**WHAT TO DO:** Transcribe the entries below exactly; leave every image out.

(Records excerpted from a collection)
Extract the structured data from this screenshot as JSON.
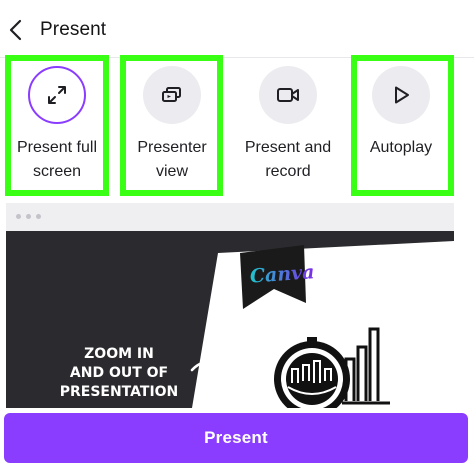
{
  "header": {
    "title": "Present"
  },
  "options": [
    {
      "label_line1": "Present full",
      "label_line2": "screen",
      "icon": "expand-arrows-icon"
    },
    {
      "label_line1": "Presenter",
      "label_line2": "view",
      "icon": "presenter-screens-icon"
    },
    {
      "label_line1": "Present and",
      "label_line2": "record",
      "icon": "video-camera-icon"
    },
    {
      "label_line1": "Autoplay",
      "label_line2": "",
      "icon": "play-icon"
    }
  ],
  "preview": {
    "brand": "Canva",
    "caption_lines": [
      "ZOOM IN",
      "AND OUT OF",
      "PRESENTATION"
    ]
  },
  "footer": {
    "present_label": "Present"
  },
  "colors": {
    "accent": "#8b3dff",
    "highlight": "#39ff14",
    "preview_bg": "#2b2b2f"
  }
}
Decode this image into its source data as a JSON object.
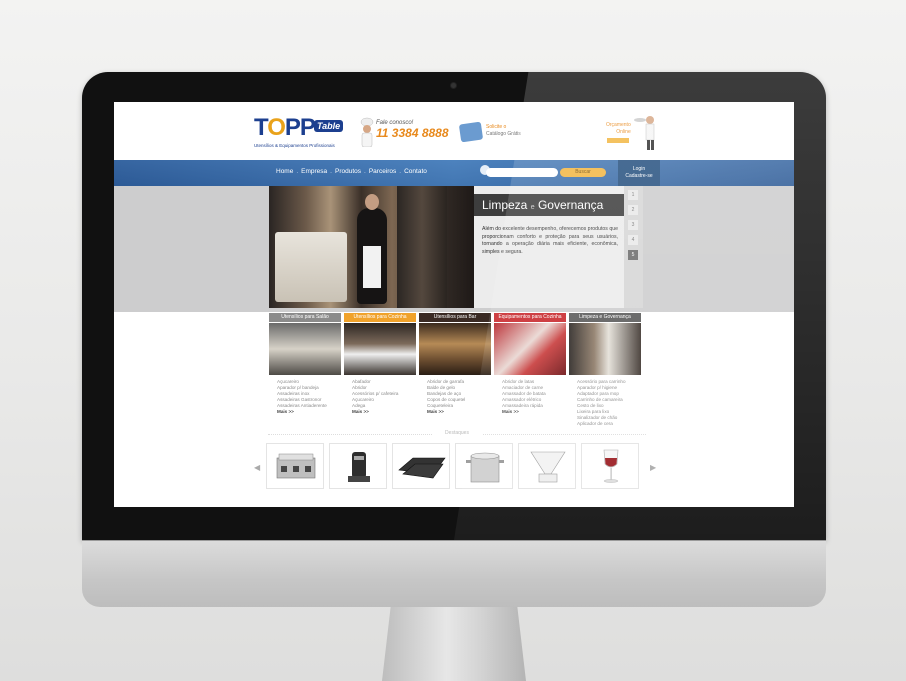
{
  "site": {
    "logo": {
      "word_a": "T",
      "word_o": "O",
      "word_b": "PP",
      "table_word": "Table",
      "tagline": "Utensílios & Equipamentos Profissionais"
    },
    "phone": {
      "label": "Fale conosco!",
      "number": "11 3384 8888"
    },
    "catalog": {
      "line1": "Solicite o",
      "line2": "Catálogo Grátis"
    },
    "quote": {
      "line1": "Orçamento",
      "line2": "Online"
    },
    "nav": [
      "Home",
      "Empresa",
      "Produtos",
      "Parceiros",
      "Contato"
    ],
    "nav_separator": ".",
    "search": {
      "placeholder": "",
      "button": "Buscar"
    },
    "login": {
      "line1": "Login",
      "line2": "Cadastre-se"
    },
    "hero": {
      "title_a": "Limpeza",
      "title_conj": "e",
      "title_b": "Governança",
      "description": "Além do excelente desempenho, oferecemos produtos que proporcionam conforto e proteção para seus usuários, tornando a operação diária mais eficiente, econômica, simples e segura.",
      "pages": [
        "1",
        "2",
        "3",
        "4",
        "5"
      ]
    },
    "categories": [
      {
        "title": "Utensílios para Salão",
        "color": "#8b8b8b",
        "items": [
          "Açucareiro",
          "Aparador p/ bandeja",
          "Assadeiras inox",
          "Assadeiras Gastronor",
          "Assadeiras Antiaderente"
        ],
        "more": "Mais >>"
      },
      {
        "title": "Utensílios para Cozinha",
        "color": "#f0a22b",
        "items": [
          "Abafador",
          "Abridor",
          "Acessórios p/ cafeteira",
          "Açucareiro",
          "Adega"
        ],
        "more": "Mais >>"
      },
      {
        "title": "Utensílios para Bar",
        "color": "#3a2a24",
        "items": [
          "Abridor de garrafa",
          "Balde de gelo",
          "Bandejas de aço",
          "Copos de coquetel",
          "Coqueteleira"
        ],
        "more": "Mais >>"
      },
      {
        "title": "Equipamentos para Cozinha",
        "color": "#c8282c",
        "items": [
          "Abridor de latas",
          "Amaciador de carne",
          "Amassador de batata",
          "Amassador elétrico",
          "Amassadeira rápida"
        ],
        "more": "Mais >>"
      },
      {
        "title": "Limpeza e Governança",
        "color": "#5a5a5a",
        "items": [
          "Acessório para carrinho",
          "Aparador p/ higiene",
          "Adaptador para mop",
          "Carrinho de camareira",
          "Cesto de lixo",
          "Lixeira para lixo",
          "Sinalizador de chão",
          "Aplicador de cera"
        ],
        "more": ""
      }
    ],
    "destaques_label": "Destaques",
    "arrow_left": "◀",
    "arrow_right": "▶",
    "products": [
      "steam-table",
      "coffee-urn",
      "serving-tray",
      "stock-pot",
      "cocktail-glass",
      "wine-glass"
    ]
  },
  "colors": {
    "nav_blue": "#2f5f9a",
    "brand_blue": "#1c3f8f",
    "accent_orange": "#e8891c"
  }
}
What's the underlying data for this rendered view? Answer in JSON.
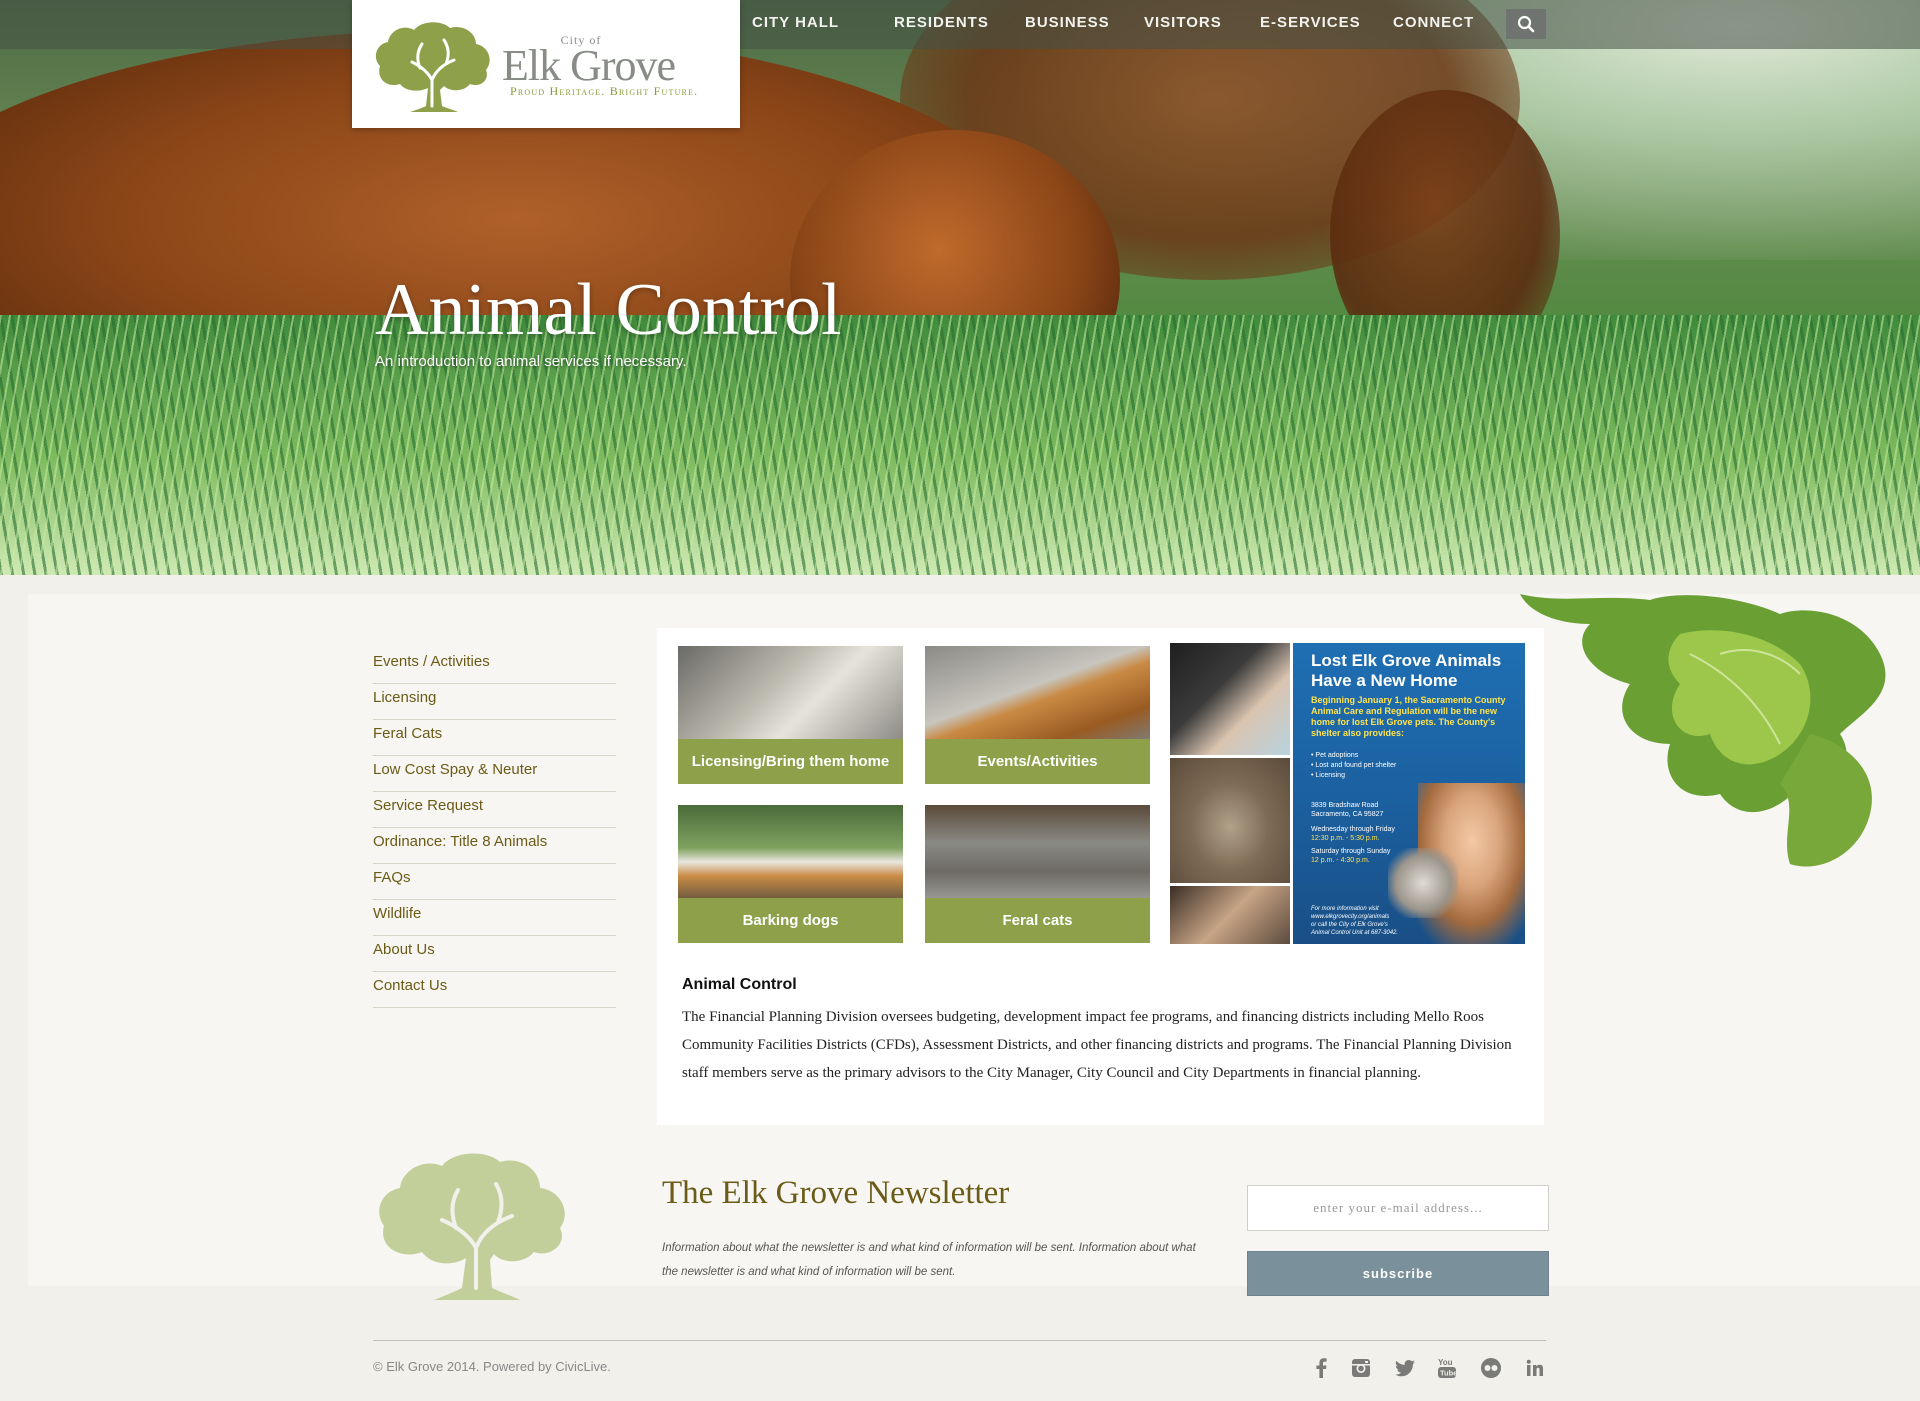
{
  "header": {
    "logo": {
      "city_of": "City of",
      "name": "Elk Grove",
      "tagline": "Proud Heritage. Bright Future."
    },
    "nav": [
      "CITY HALL",
      "RESIDENTS",
      "BUSINESS",
      "VISITORS",
      "E-SERVICES",
      "CONNECT"
    ],
    "search_icon": "search-icon"
  },
  "hero": {
    "title": "Animal Control",
    "subtitle": "An introduction to animal services if necessary."
  },
  "sidebar": {
    "items": [
      "Events / Activities",
      "Licensing",
      "Feral Cats",
      "Low Cost Spay & Neuter",
      "Service Request",
      "Ordinance: Title 8 Animals",
      "FAQs",
      "Wildlife",
      "About Us",
      "Contact Us"
    ]
  },
  "tiles": [
    {
      "label": "Licensing/Bring them home"
    },
    {
      "label": "Events/Activities"
    },
    {
      "label": "Barking dogs"
    },
    {
      "label": "Feral cats"
    }
  ],
  "poster": {
    "title": "Lost Elk Grove Animals Have a New Home",
    "intro": "Beginning January 1, the Sacramento County Animal Care and Regulation will be the new home for lost Elk Grove pets. The County's shelter also provides:",
    "list": [
      "• Pet adoptions",
      "• Lost and found pet shelter",
      "• Licensing"
    ],
    "address_line1": "3839 Bradshaw Road",
    "address_line2": "Sacramento, CA 95827",
    "hours1_label": "Wednesday through Friday",
    "hours1_time": "12:30 p.m. - 5:30 p.m.",
    "hours2_label": "Saturday through Sunday",
    "hours2_time": "12 p.m. - 4:30 p.m.",
    "contact_line1": "For more information visit",
    "contact_line2": "www.elkgrovecity.org/animals",
    "contact_line3": "or call the City of Elk Grove's",
    "contact_line4": "Animal Control Unit at 687-3042."
  },
  "article": {
    "title": "Animal Control",
    "body": "The Financial Planning Division oversees budgeting, development impact fee programs, and financing districts including Mello Roos Community Facilities Districts (CFDs), Assessment Districts, and other financing districts and programs. The Financial Planning Division staff members serve as the primary advisors to the City Manager, City Council and City Departments in financial planning."
  },
  "newsletter": {
    "title": "The Elk Grove Newsletter",
    "description": "Information about what the newsletter is and what kind of information will be sent. Information about what the newsletter is and what kind of information will be sent.",
    "email_placeholder": "enter your e-mail address...",
    "subscribe_label": "subscribe"
  },
  "footer": {
    "copyright": "© Elk Grove 2014. Powered by CivicLive.",
    "social_icons": [
      "facebook-icon",
      "instagram-icon",
      "twitter-icon",
      "youtube-icon",
      "flickr-icon",
      "linkedin-icon"
    ]
  },
  "colors": {
    "accent_green": "#8ea04a",
    "olive_text": "#6b5b17",
    "subscribe_button": "#7a909a",
    "poster_blue": "#1f6fb3"
  }
}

**RESPONSE:**
Extract the structured data from this screenshot as JSON.
{
  "header": {
    "title": "Present"
  },
  "options": [
    {
      "label_line1": "Present full",
      "label_line2": "screen",
      "icon": "expand-arrows-icon"
    },
    {
      "label_line1": "Presenter",
      "label_line2": "view",
      "icon": "presenter-screens-icon"
    },
    {
      "label_line1": "Present and",
      "label_line2": "record",
      "icon": "video-camera-icon"
    },
    {
      "label_line1": "Autoplay",
      "label_line2": "",
      "icon": "play-icon"
    }
  ],
  "preview": {
    "brand": "Canva",
    "caption_lines": [
      "ZOOM IN",
      "AND OUT OF",
      "PRESENTATION"
    ]
  },
  "footer": {
    "present_label": "Present"
  },
  "colors": {
    "accent": "#8b3dff",
    "highlight": "#39ff14",
    "preview_bg": "#2b2b2f"
  }
}
Decode this image into its source data as a JSON object.
{
  "site": {
    "logo": {
      "word_a": "T",
      "word_o": "O",
      "word_b": "PP",
      "table_word": "Table",
      "tagline": "Utensílios & Equipamentos Profissionais"
    },
    "phone": {
      "label": "Fale conosco!",
      "number": "11 3384 8888"
    },
    "catalog": {
      "line1": "Solicite o",
      "line2": "Catálogo Grátis"
    },
    "quote": {
      "line1": "Orçamento",
      "line2": "Online"
    },
    "nav": [
      "Home",
      "Empresa",
      "Produtos",
      "Parceiros",
      "Contato"
    ],
    "nav_separator": ".",
    "search": {
      "placeholder": "",
      "button": "Buscar"
    },
    "login": {
      "line1": "Login",
      "line2": "Cadastre-se"
    },
    "hero": {
      "title_a": "Limpeza",
      "title_conj": "e",
      "title_b": "Governança",
      "description": "Além do excelente desempenho, oferecemos produtos que proporcionam conforto e proteção para seus usuários, tornando a operação diária mais eficiente, econômica, simples e segura.",
      "pages": [
        "1",
        "2",
        "3",
        "4",
        "5"
      ]
    },
    "categories": [
      {
        "title": "Utensílios para Salão",
        "color": "#8b8b8b",
        "items": [
          "Açucareiro",
          "Aparador p/ bandeja",
          "Assadeiras inox",
          "Assadeiras Gastronor",
          "Assadeiras Antiaderente"
        ],
        "more": "Mais >>"
      },
      {
        "title": "Utensílios para Cozinha",
        "color": "#f0a22b",
        "items": [
          "Abafador",
          "Abridor",
          "Acessórios p/ cafeteira",
          "Açucareiro",
          "Adega"
        ],
        "more": "Mais >>"
      },
      {
        "title": "Utensílios para Bar",
        "color": "#3a2a24",
        "items": [
          "Abridor de garrafa",
          "Balde de gelo",
          "Bandejas de aço",
          "Copos de coquetel",
          "Coqueteleira"
        ],
        "more": "Mais >>"
      },
      {
        "title": "Equipamentos para Cozinha",
        "color": "#c8282c",
        "items": [
          "Abridor de latas",
          "Amaciador de carne",
          "Amassador de batata",
          "Amassador elétrico",
          "Amassadeira rápida"
        ],
        "more": "Mais >>"
      },
      {
        "title": "Limpeza e Governança",
        "color": "#5a5a5a",
        "items": [
          "Acessório para carrinho",
          "Aparador p/ higiene",
          "Adaptador para mop",
          "Carrinho de camareira",
          "Cesto de lixo",
          "Lixeira para lixo",
          "Sinalizador de chão",
          "Aplicador de cera"
        ],
        "more": ""
      }
    ],
    "destaques_label": "Destaques",
    "arrow_left": "◀",
    "arrow_right": "▶",
    "products": [
      "steam-table",
      "coffee-urn",
      "serving-tray",
      "stock-pot",
      "cocktail-glass",
      "wine-glass"
    ]
  },
  "colors": {
    "nav_blue": "#2f5f9a",
    "brand_blue": "#1c3f8f",
    "accent_orange": "#e8891c"
  }
}
What's the underlying data for this rendered view? Answer in JSON.
{
  "header": {
    "logo": {
      "city_of": "City of",
      "name": "Elk Grove",
      "tagline": "Proud Heritage. Bright Future."
    },
    "nav": [
      "CITY HALL",
      "RESIDENTS",
      "BUSINESS",
      "VISITORS",
      "E-SERVICES",
      "CONNECT"
    ],
    "search_icon": "search-icon"
  },
  "hero": {
    "title": "Animal Control",
    "subtitle": "An introduction to animal services if necessary."
  },
  "sidebar": {
    "items": [
      "Events / Activities",
      "Licensing",
      "Feral Cats",
      "Low Cost Spay & Neuter",
      "Service Request",
      "Ordinance: Title 8 Animals",
      "FAQs",
      "Wildlife",
      "About Us",
      "Contact Us"
    ]
  },
  "tiles": [
    {
      "label": "Licensing/Bring them home"
    },
    {
      "label": "Events/Activities"
    },
    {
      "label": "Barking dogs"
    },
    {
      "label": "Feral cats"
    }
  ],
  "poster": {
    "title": "Lost Elk Grove Animals Have a New Home",
    "intro": "Beginning January 1, the Sacramento County Animal Care and Regulation will be the new home for lost Elk Grove pets. The County's shelter also provides:",
    "list": [
      "• Pet adoptions",
      "• Lost and found pet shelter",
      "• Licensing"
    ],
    "address_line1": "3839 Bradshaw Road",
    "address_line2": "Sacramento, CA 95827",
    "hours1_label": "Wednesday through Friday",
    "hours1_time": "12:30 p.m. - 5:30 p.m.",
    "hours2_label": "Saturday through Sunday",
    "hours2_time": "12 p.m. - 4:30 p.m.",
    "contact_line1": "For more information visit",
    "contact_line2": "www.elkgrovecity.org/animals",
    "contact_line3": "or call the City of Elk Grove's",
    "contact_line4": "Animal Control Unit at 687-3042."
  },
  "article": {
    "title": "Animal Control",
    "body": "The Financial Planning Division oversees budgeting, development impact fee programs, and financing districts including Mello Roos Community Facilities Districts (CFDs), Assessment Districts, and other financing districts and programs. The Financial Planning Division staff members serve as the primary advisors to the City Manager, City Council and City Departments in financial planning."
  },
  "newsletter": {
    "title": "The Elk Grove Newsletter",
    "description": "Information about what the newsletter is and what kind of information will be sent. Information about what the newsletter is and what kind of information will be sent.",
    "email_placeholder": "enter your e-mail address...",
    "subscribe_label": "subscribe"
  },
  "footer": {
    "copyright": "© Elk Grove 2014. Powered by CivicLive.",
    "social_icons": [
      "facebook-icon",
      "instagram-icon",
      "twitter-icon",
      "youtube-icon",
      "flickr-icon",
      "linkedin-icon"
    ]
  },
  "colors": {
    "accent_green": "#8ea04a",
    "olive_text": "#6b5b17",
    "subscribe_button": "#7a909a",
    "poster_blue": "#1f6fb3"
  }
}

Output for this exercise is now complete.